** begin **

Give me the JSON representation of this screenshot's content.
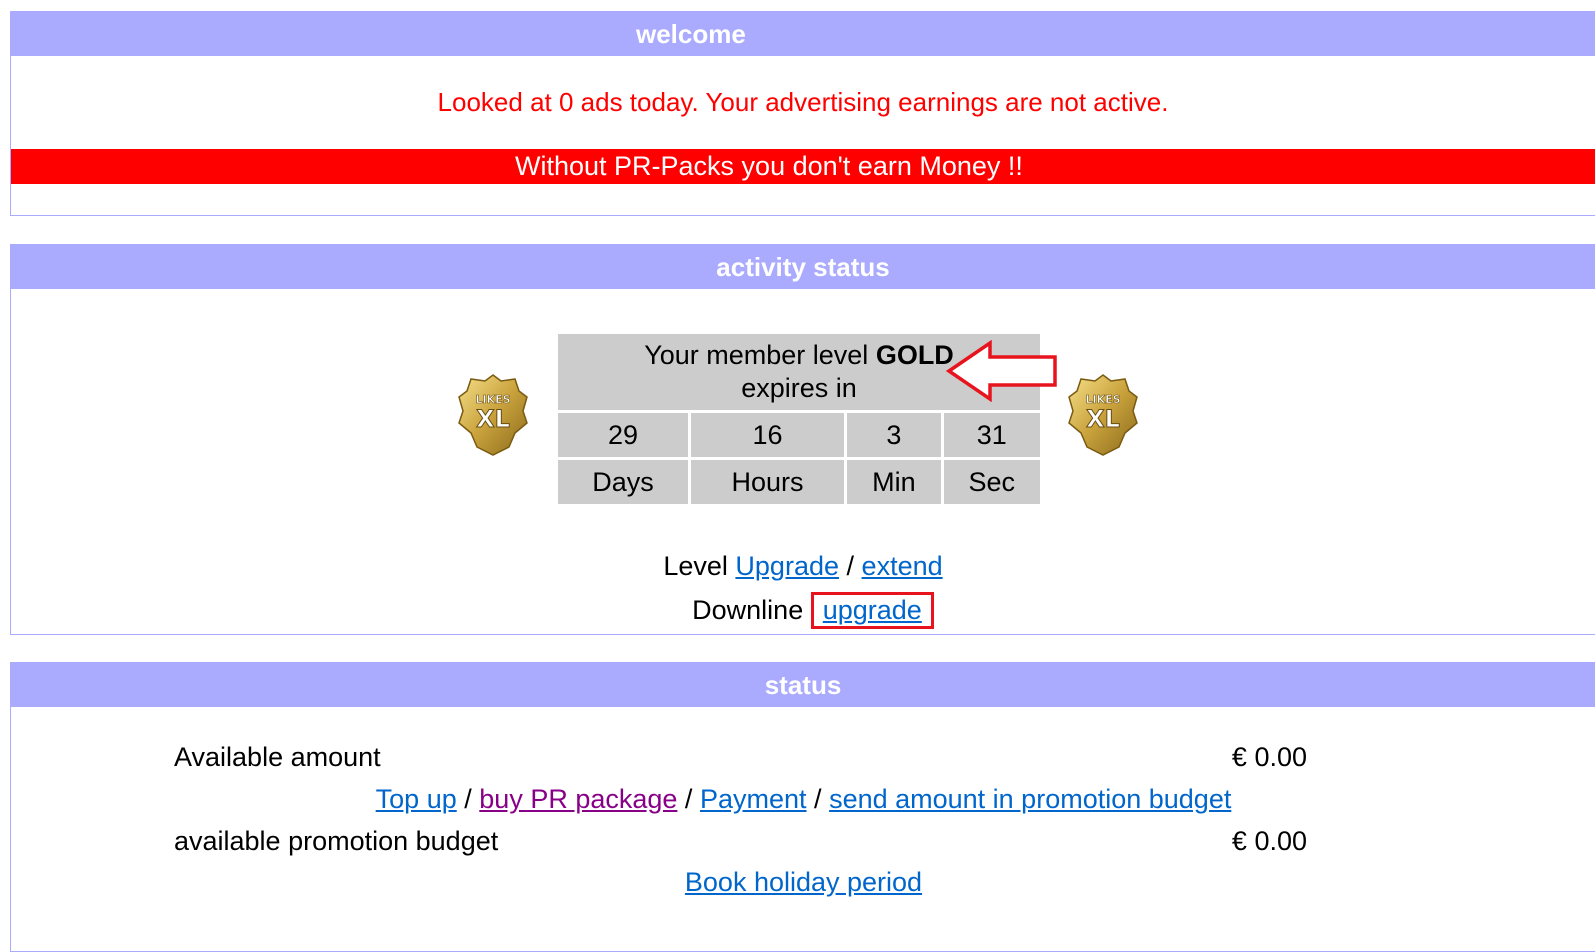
{
  "welcome": {
    "title": "welcome",
    "notice": "Looked at 0 ads today. Your advertising earnings are not active.",
    "warning": "Without PR-Packs you don't earn Money !!"
  },
  "activity": {
    "title": "activity status",
    "badge_text_top": "LIKES",
    "badge_text_main": "XL",
    "level_prefix": "Your member level",
    "level_name": "GOLD",
    "expires_label": "expires in",
    "countdown": {
      "days_value": "29",
      "hours_value": "16",
      "min_value": "3",
      "sec_value": "31",
      "days_label": "Days",
      "hours_label": "Hours",
      "min_label": "Min",
      "sec_label": "Sec"
    },
    "level_label": "Level",
    "upgrade_link": "Upgrade",
    "separator": "/",
    "extend_link": "extend",
    "downline_label": "Downline",
    "downline_upgrade_link": "upgrade"
  },
  "status": {
    "title": "status",
    "available_amount_label": "Available amount",
    "available_amount_value": "€ 0.00",
    "top_up_link": "Top up",
    "buy_pr_link": "buy PR package",
    "payment_link": "Payment",
    "send_budget_link": "send amount in promotion budget",
    "promotion_budget_label": "available promotion budget",
    "promotion_budget_value": "€ 0.00",
    "holiday_link": "Book holiday period"
  },
  "colors": {
    "header_bg": "#aaaaff",
    "warning_red": "#ff0000",
    "link_blue": "#0066cc",
    "visited_purple": "#880088",
    "highlight_red": "#e8141d",
    "timer_gray": "#cccccc"
  }
}
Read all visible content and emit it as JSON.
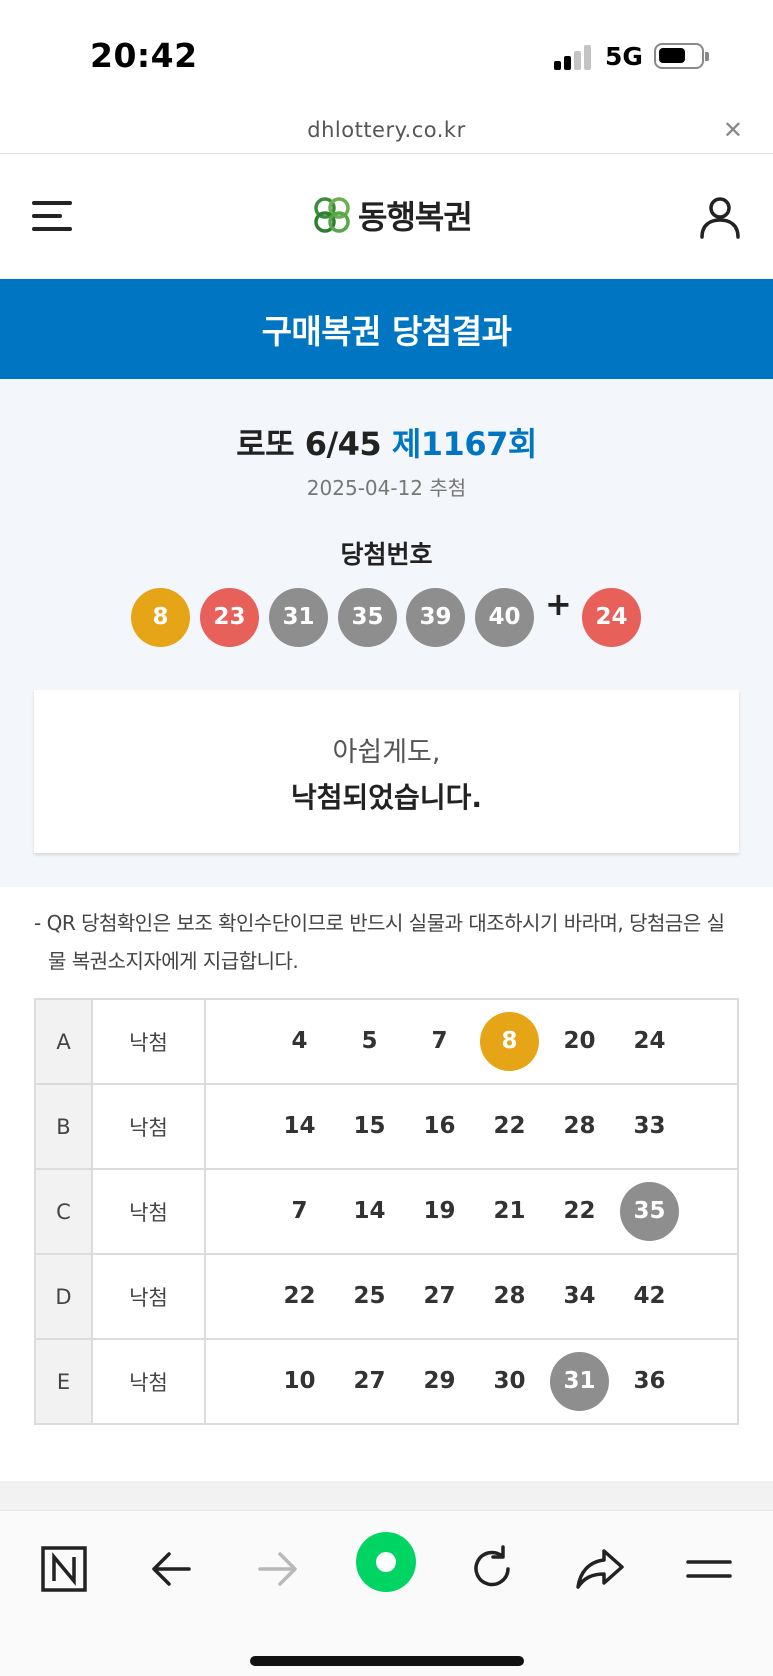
{
  "status_bar": {
    "time": "20:42",
    "network": "5G"
  },
  "browser": {
    "url": "dhlottery.co.kr",
    "close_icon": "close-icon"
  },
  "header": {
    "logo_text": "동행복권",
    "menu_icon": "hamburger-menu-icon",
    "user_icon": "user-icon"
  },
  "banner": {
    "title": "구매복권 당첨결과"
  },
  "draw": {
    "title_prefix": "로또 6/45",
    "round": "제1167회",
    "date": "2025-04-12 추첨",
    "winning_label": "당첨번호",
    "numbers": [
      "8",
      "23",
      "31",
      "35",
      "39",
      "40"
    ],
    "plus": "+",
    "bonus": "24"
  },
  "result": {
    "sub": "아쉽게도,",
    "main": "낙첨되었습니다."
  },
  "notice": "- QR 당첨확인은 보조 확인수단이므로 반드시 실물과 대조하시기 바라며, 당첨금은 실물 복권소지자에게 지급합니다.",
  "tickets": [
    {
      "label": "A",
      "status": "낙첨",
      "numbers": [
        "4",
        "5",
        "7",
        "8",
        "20",
        "24"
      ],
      "matched": [
        "8"
      ]
    },
    {
      "label": "B",
      "status": "낙첨",
      "numbers": [
        "14",
        "15",
        "16",
        "22",
        "28",
        "33"
      ],
      "matched": []
    },
    {
      "label": "C",
      "status": "낙첨",
      "numbers": [
        "7",
        "14",
        "19",
        "21",
        "22",
        "35"
      ],
      "matched": [
        "35"
      ]
    },
    {
      "label": "D",
      "status": "낙첨",
      "numbers": [
        "22",
        "25",
        "27",
        "28",
        "34",
        "42"
      ],
      "matched": []
    },
    {
      "label": "E",
      "status": "낙첨",
      "numbers": [
        "10",
        "27",
        "29",
        "30",
        "31",
        "36"
      ],
      "matched": [
        "31"
      ]
    }
  ],
  "ball_colors": {
    "yellow": "#e6a417",
    "red": "#e8605a",
    "gray": "#8e8e8e",
    "accent_blue": "#0075c2",
    "browser_green": "#00d563"
  },
  "bottom_bar": {
    "items": [
      "naver-icon",
      "back-arrow-icon",
      "forward-arrow-icon",
      "green-home-icon",
      "refresh-icon",
      "share-icon",
      "menu-icon"
    ]
  }
}
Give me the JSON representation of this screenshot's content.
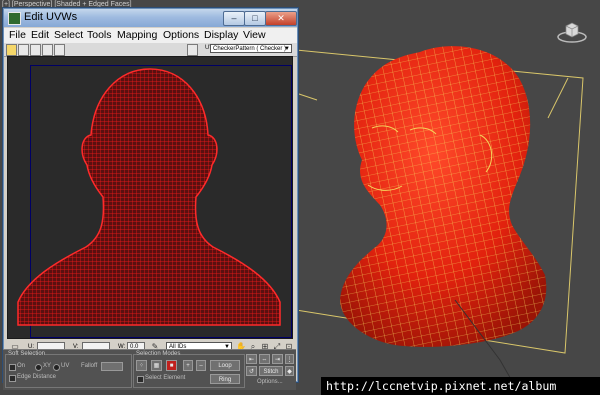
{
  "viewport": {
    "label": "[+] [Perspective] [Shaded + Edged Faces]",
    "mesh_color": "#e8230f",
    "wire_color": "#f5d35a",
    "gizmo_color": "#d9c66a"
  },
  "window": {
    "title": "Edit UVWs",
    "minimize": "–",
    "maximize": "□",
    "close": "✕"
  },
  "menu": [
    "File",
    "Edit",
    "Select",
    "Tools",
    "Mapping",
    "Options",
    "Display",
    "View"
  ],
  "toolbar": {
    "uv_label": "UV",
    "texture_dropdown": "CheckerPattern ( Checker )"
  },
  "uv_editor": {
    "background": "#2a2a2a",
    "uv_color": "#ff1a1a"
  },
  "bottom_bar": {
    "u_label": "U:",
    "v_label": "V:",
    "w_label": "W:",
    "w_value": "0.0",
    "id_dropdown": "All IDs"
  },
  "panels": {
    "soft_selection": {
      "title": "Soft Selection",
      "on_label": "On",
      "xy_label": "XY",
      "uv_label": "UV",
      "falloff_label": "Falloff",
      "edge_distance_label": "Edge Distance"
    },
    "selection_modes": {
      "title": "Selection Modes",
      "plus": "+",
      "minus": "–",
      "loop": "Loop",
      "ring": "Ring",
      "select_element": "Select Element"
    },
    "stitch": "Stitch",
    "options": "Options..."
  },
  "watermark": "http://lccnetvip.pixnet.net/album"
}
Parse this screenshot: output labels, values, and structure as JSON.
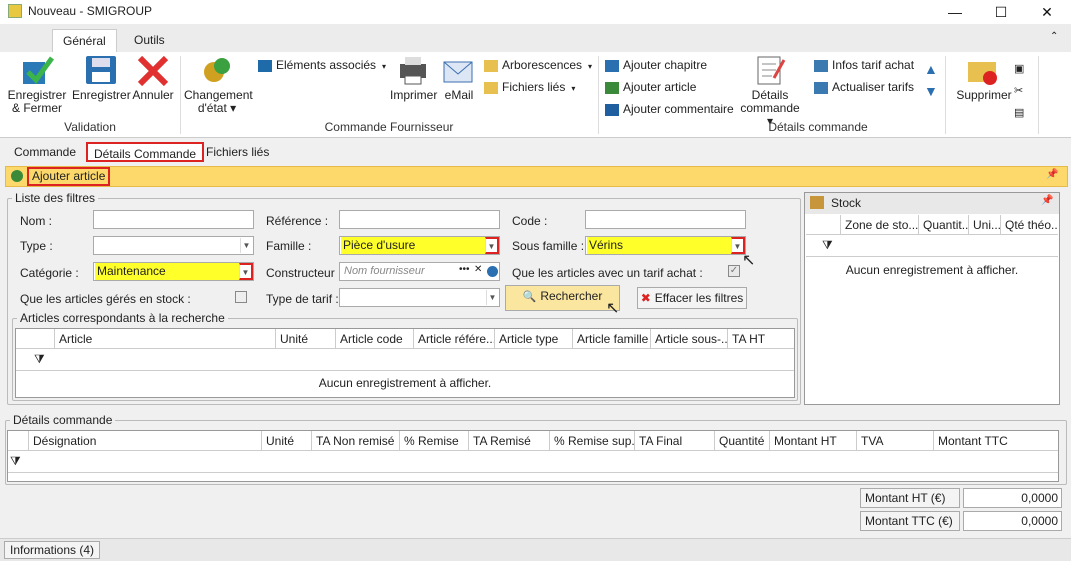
{
  "window": {
    "title": "Nouveau - SMIGROUP",
    "minimize": "—",
    "maximize": "☐",
    "close": "✕"
  },
  "ribbon_tabs": [
    "Général",
    "Outils"
  ],
  "ribbon": {
    "save_close": [
      "Enregistrer",
      "& Fermer"
    ],
    "save": "Enregistrer",
    "cancel": "Annuler",
    "change_state": [
      "Changement",
      "d'état ▾"
    ],
    "linked_elements": "Eléments associés",
    "print": "Imprimer",
    "email": "eMail",
    "trees": "Arborescences",
    "linked_files": "Fichiers liés",
    "add_chapter": "Ajouter chapitre",
    "add_article": "Ajouter article",
    "add_comment": "Ajouter commentaire",
    "order_details": [
      "Détails",
      "commande ▾"
    ],
    "tariff_info": "Infos tarif achat",
    "update_tariffs": "Actualiser tarifs",
    "delete": "Supprimer",
    "groups": {
      "validation": "Validation",
      "supplier_order": "Commande Fournisseur",
      "order_details": "Détails commande"
    }
  },
  "subtabs": [
    "Commande",
    "Détails Commande",
    "Fichiers liés"
  ],
  "toolbar": {
    "add_article": "Ajouter article"
  },
  "filters": {
    "legend": "Liste des filtres",
    "name_label": "Nom :",
    "reference_label": "Référence :",
    "code_label": "Code :",
    "type_label": "Type :",
    "family_label": "Famille :",
    "family_value": "Pièce d'usure",
    "subfamily_label": "Sous famille :",
    "subfamily_value": "Vérins",
    "category_label": "Catégorie :",
    "category_value": "Maintenance",
    "manufacturer_label": "Constructeur :",
    "manufacturer_placeholder": "Nom fournisseur",
    "tariff_only_label": "Que les articles avec un tarif achat :",
    "stock_only_label": "Que les articles gérés en stock :",
    "tariff_type_label": "Type de tarif :",
    "search_button": "Rechercher",
    "clear_button": "Effacer les filtres"
  },
  "results": {
    "legend": "Articles correspondants à la recherche",
    "columns": [
      "Article",
      "Unité",
      "Article code",
      "Article référe...",
      "Article type",
      "Article famille",
      "Article sous-...",
      "TA HT"
    ],
    "empty": "Aucun enregistrement à afficher."
  },
  "stock": {
    "title": "Stock",
    "columns": [
      "Zone de sto...",
      "Quantit...",
      "Uni...",
      "Qté théo..."
    ],
    "empty": "Aucun enregistrement à afficher."
  },
  "details": {
    "legend": "Détails commande",
    "columns": [
      "Désignation",
      "Unité",
      "TA Non remisé",
      "% Remise",
      "TA Remisé",
      "% Remise sup.",
      "TA Final",
      "Quantité",
      "Montant HT",
      "TVA",
      "Montant TTC"
    ]
  },
  "totals": {
    "ht_label": "Montant HT (€)",
    "ht_value": "0,0000",
    "ttc_label": "Montant TTC (€)",
    "ttc_value": "0,0000"
  },
  "status": {
    "info": "Informations (4)"
  }
}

** end **

Using the records above, select and copy every line that has the word "legend".

    "legend": "Liste des filtres",
    "legend": "Articles correspondants à la recherche",
    "legend": "Détails commande",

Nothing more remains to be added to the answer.